Consignes
A: Dans la critique des enregistrements de Schubert, quel concours Barry Douglas a-t-il remporté, et en quelle année ?
B: Recopiez les lignes de données depuis la toute première jusqu'à celle qui contient "chevron-down-icon: ⌵ bbox=[1451, 175, 1461, 190]", incluse, en remplaçant "Anypoint_MQ_Config" par "Default_MQ_Config" et en laissant tout le reste intact.

Barry Douglas (né en 1960) débute une intégrale des œuvres pour piano seul de Schubert, ce premier volume commençant en quelque sorte par la fin. Amateurs des fragilités dépressives et des lenteurs infinies, passez votre chemin! Le Schubert du pianiste irlandais n’est pas pour vous... La Dernière Sonate ne souffre ainsi d’aucune somnolence dans le premier mouvement, qui révèle une permanente mobilité doublée d’une parfaite maîtrise du propos. Un Schubert tout en rythmes, très rassurant et déterminé. Trop, probablement, pour l’Andante sostenuto, défilant à nos oreilles avec trop d’empressement malgré la finesse du toucher. La transition est, du coup, moins accentuée qu’à l’accoutumée avec la vivacité du Scherzo, qui revigore néanmoins l’esprit (en moins de 4 minutes). Par la remarquable unité de sa construction, le dernier mouvement est une caresse pour l’oreille tant sont maîtrisées les transitions rythmiques. Si les jeux de pédale font leur effet dans les deux lieder transcrits par Liszt et interprétés avec grandeur et foi, la maîtrise technique souveraine de la Fantaisie en ut majeur rappelle qu’en plus d’être un pianiste «Wanderer», le lauréat du Concours Tchaïkovski 1986 est un virtuose accompli. Hautement convaincant à défaut d’être toujours émouvant.


Dans la Dernière Sonate, Denis Pascal (né en 1962) éprouve davantage de difficulté à convaincre de la cohérence de son approche, desservi au demeurant par une prise de son d’une dureté peu avenante. Le Molto moderato initial hésite entre fluidité et martèlement, la précision minutieuse de la frappe asséchant à l’excès le discours. Le pianiste français crée trop de vide autour de son toucher pour captiver l’auditeur, même si le deuxième mouvement atteste de l’intelligence de cette approche exigeante qui ne laisse rien au hasard. Le squelettisme du Scherzo propose un chemin à la morbidité déroutante, une manière de faire qui assèche à l’excès l’Allegro ma non troppo conclusif. Un parcours original mais semé d’embûches. Moins jusqu’au-boutistes, les Moments musicaux sont empreints d’entêtantes couleurs dépressives (Andantino, Allegro vivace) mais manquent aussi de chair (les deux Moderato notamment).

Lignes de données
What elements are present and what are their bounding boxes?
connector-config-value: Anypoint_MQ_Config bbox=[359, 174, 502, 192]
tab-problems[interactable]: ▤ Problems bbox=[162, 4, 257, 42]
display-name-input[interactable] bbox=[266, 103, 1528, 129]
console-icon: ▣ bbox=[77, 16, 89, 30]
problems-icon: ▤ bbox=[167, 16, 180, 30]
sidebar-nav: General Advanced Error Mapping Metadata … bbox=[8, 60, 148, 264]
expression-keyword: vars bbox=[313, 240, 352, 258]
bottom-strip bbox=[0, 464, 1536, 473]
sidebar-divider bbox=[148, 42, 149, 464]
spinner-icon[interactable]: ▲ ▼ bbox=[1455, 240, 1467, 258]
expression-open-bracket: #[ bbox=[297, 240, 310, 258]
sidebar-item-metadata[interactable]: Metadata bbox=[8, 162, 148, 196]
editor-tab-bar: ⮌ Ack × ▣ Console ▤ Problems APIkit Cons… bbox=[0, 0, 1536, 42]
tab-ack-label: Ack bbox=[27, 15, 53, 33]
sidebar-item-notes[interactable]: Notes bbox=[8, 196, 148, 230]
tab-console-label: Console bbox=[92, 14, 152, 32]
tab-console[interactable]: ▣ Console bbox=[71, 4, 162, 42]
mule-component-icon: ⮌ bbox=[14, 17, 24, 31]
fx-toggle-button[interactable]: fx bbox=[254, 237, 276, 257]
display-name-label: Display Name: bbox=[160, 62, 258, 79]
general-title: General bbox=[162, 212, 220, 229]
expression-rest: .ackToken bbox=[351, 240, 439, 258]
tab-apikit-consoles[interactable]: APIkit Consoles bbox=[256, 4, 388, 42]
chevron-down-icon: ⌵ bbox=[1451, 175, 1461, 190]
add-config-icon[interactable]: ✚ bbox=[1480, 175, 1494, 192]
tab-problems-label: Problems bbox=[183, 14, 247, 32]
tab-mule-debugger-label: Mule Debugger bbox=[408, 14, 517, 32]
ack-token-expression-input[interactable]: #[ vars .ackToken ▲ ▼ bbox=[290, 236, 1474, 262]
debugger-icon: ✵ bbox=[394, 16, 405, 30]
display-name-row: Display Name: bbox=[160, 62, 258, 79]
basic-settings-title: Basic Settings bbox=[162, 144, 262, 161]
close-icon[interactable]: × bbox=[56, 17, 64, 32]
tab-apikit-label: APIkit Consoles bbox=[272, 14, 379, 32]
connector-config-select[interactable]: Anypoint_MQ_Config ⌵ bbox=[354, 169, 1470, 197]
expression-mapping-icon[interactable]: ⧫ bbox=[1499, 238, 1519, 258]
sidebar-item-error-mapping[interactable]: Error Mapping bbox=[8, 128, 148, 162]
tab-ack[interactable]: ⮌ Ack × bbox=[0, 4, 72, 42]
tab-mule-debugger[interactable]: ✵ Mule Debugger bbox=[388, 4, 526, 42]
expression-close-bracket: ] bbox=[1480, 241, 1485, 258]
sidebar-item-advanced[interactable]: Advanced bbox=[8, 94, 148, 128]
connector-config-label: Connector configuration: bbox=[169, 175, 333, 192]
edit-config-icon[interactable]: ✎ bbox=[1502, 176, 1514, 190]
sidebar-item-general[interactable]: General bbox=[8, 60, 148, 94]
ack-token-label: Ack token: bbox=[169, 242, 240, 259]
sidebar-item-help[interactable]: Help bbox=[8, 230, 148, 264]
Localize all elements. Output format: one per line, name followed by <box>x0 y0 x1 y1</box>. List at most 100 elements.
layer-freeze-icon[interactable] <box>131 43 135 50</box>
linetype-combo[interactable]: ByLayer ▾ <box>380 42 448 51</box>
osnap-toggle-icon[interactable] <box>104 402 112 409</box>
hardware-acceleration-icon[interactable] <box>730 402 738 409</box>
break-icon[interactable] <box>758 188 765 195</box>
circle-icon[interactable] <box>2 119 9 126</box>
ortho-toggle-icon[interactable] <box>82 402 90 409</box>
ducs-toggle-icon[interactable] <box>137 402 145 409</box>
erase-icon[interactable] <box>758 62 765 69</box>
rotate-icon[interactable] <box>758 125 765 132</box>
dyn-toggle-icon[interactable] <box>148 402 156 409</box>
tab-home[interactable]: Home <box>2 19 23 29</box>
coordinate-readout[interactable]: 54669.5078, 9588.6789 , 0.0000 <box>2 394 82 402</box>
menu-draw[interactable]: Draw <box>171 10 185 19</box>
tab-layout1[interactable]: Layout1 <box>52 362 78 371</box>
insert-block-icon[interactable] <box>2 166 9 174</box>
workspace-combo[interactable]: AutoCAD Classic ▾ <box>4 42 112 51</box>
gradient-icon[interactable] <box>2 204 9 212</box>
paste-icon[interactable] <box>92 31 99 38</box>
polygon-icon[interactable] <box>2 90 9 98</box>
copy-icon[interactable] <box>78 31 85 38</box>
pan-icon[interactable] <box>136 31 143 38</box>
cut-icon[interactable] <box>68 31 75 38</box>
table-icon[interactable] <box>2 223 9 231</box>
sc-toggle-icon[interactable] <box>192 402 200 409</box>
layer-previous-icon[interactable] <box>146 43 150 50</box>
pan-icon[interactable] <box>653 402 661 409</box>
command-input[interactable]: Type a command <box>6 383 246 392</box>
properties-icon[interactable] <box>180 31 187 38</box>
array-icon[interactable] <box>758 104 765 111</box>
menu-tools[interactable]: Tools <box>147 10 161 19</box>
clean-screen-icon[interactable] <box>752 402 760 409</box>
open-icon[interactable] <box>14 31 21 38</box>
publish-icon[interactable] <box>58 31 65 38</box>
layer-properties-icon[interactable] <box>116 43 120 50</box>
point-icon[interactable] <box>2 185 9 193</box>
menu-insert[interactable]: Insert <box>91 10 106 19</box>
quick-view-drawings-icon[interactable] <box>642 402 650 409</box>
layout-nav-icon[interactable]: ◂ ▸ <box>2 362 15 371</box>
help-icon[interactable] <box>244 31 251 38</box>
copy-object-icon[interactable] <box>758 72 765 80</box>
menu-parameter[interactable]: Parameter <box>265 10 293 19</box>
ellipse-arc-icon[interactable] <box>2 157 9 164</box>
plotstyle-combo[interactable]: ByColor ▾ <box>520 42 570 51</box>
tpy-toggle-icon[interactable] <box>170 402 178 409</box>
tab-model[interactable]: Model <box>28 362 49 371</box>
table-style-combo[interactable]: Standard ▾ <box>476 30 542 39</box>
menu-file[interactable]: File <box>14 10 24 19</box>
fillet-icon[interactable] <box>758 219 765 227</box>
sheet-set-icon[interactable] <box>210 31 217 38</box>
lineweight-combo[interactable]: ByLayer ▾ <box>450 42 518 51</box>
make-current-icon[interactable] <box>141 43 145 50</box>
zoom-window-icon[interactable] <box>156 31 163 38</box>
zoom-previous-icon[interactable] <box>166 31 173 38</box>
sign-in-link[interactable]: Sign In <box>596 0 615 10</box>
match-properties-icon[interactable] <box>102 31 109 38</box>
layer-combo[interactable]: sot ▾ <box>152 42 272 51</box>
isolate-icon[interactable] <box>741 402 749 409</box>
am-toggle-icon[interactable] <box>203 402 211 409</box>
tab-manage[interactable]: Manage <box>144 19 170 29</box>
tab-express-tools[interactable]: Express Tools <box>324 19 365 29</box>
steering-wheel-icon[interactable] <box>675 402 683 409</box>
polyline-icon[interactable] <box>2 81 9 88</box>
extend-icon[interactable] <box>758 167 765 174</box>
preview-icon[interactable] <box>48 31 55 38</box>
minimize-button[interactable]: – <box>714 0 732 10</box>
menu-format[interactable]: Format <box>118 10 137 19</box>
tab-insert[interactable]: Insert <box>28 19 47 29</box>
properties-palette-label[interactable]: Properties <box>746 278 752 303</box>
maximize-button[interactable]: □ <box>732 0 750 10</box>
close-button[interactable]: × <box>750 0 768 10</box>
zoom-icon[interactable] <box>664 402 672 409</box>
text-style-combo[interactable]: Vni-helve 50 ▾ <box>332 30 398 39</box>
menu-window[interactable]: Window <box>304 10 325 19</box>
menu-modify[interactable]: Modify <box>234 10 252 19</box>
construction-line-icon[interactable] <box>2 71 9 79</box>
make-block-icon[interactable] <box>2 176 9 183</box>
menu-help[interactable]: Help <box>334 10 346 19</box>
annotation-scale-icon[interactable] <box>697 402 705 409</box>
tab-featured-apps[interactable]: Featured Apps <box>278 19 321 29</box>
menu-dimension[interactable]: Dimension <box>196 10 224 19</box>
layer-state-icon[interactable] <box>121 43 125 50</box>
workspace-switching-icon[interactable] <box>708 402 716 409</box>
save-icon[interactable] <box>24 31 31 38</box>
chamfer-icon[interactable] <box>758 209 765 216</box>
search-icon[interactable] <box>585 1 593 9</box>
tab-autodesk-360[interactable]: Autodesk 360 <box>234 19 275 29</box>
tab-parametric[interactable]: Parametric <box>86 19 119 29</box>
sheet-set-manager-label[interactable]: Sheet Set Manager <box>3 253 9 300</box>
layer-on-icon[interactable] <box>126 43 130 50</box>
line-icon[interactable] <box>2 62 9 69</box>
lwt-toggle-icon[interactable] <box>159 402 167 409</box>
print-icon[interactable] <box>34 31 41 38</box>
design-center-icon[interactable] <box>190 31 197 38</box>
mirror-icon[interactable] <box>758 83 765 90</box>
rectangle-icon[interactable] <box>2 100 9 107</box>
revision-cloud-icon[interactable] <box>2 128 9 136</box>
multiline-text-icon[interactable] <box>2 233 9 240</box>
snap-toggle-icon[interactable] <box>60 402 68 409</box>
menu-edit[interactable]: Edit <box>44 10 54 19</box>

Réponses
A: Le Concours Tchaïkovski, en 1986.

B:
What elements are present and what are their bounding boxes?
connector-config-value: Default_MQ_Config bbox=[359, 174, 502, 192]
tab-problems[interactable]: ▤ Problems bbox=[162, 4, 257, 42]
display-name-input[interactable] bbox=[266, 103, 1528, 129]
console-icon: ▣ bbox=[77, 16, 89, 30]
problems-icon: ▤ bbox=[167, 16, 180, 30]
sidebar-nav: General Advanced Error Mapping Metadata … bbox=[8, 60, 148, 264]
expression-keyword: vars bbox=[313, 240, 352, 258]
bottom-strip bbox=[0, 464, 1536, 473]
sidebar-divider bbox=[148, 42, 149, 464]
spinner-icon[interactable]: ▲ ▼ bbox=[1455, 240, 1467, 258]
expression-open-bracket: #[ bbox=[297, 240, 310, 258]
sidebar-item-metadata[interactable]: Metadata bbox=[8, 162, 148, 196]
editor-tab-bar: ⮌ Ack × ▣ Console ▤ Problems APIkit Cons… bbox=[0, 0, 1536, 42]
tab-ack-label: Ack bbox=[27, 15, 53, 33]
sidebar-item-notes[interactable]: Notes bbox=[8, 196, 148, 230]
tab-console-label: Console bbox=[92, 14, 152, 32]
tab-console[interactable]: ▣ Console bbox=[71, 4, 162, 42]
mule-component-icon: ⮌ bbox=[14, 17, 24, 31]
fx-toggle-button[interactable]: fx bbox=[254, 237, 276, 257]
display-name-label: Display Name: bbox=[160, 62, 258, 79]
general-title: General bbox=[162, 212, 220, 229]
expression-rest: .ackToken bbox=[351, 240, 439, 258]
tab-apikit-consoles[interactable]: APIkit Consoles bbox=[256, 4, 388, 42]
chevron-down-icon: ⌵ bbox=[1451, 175, 1461, 190]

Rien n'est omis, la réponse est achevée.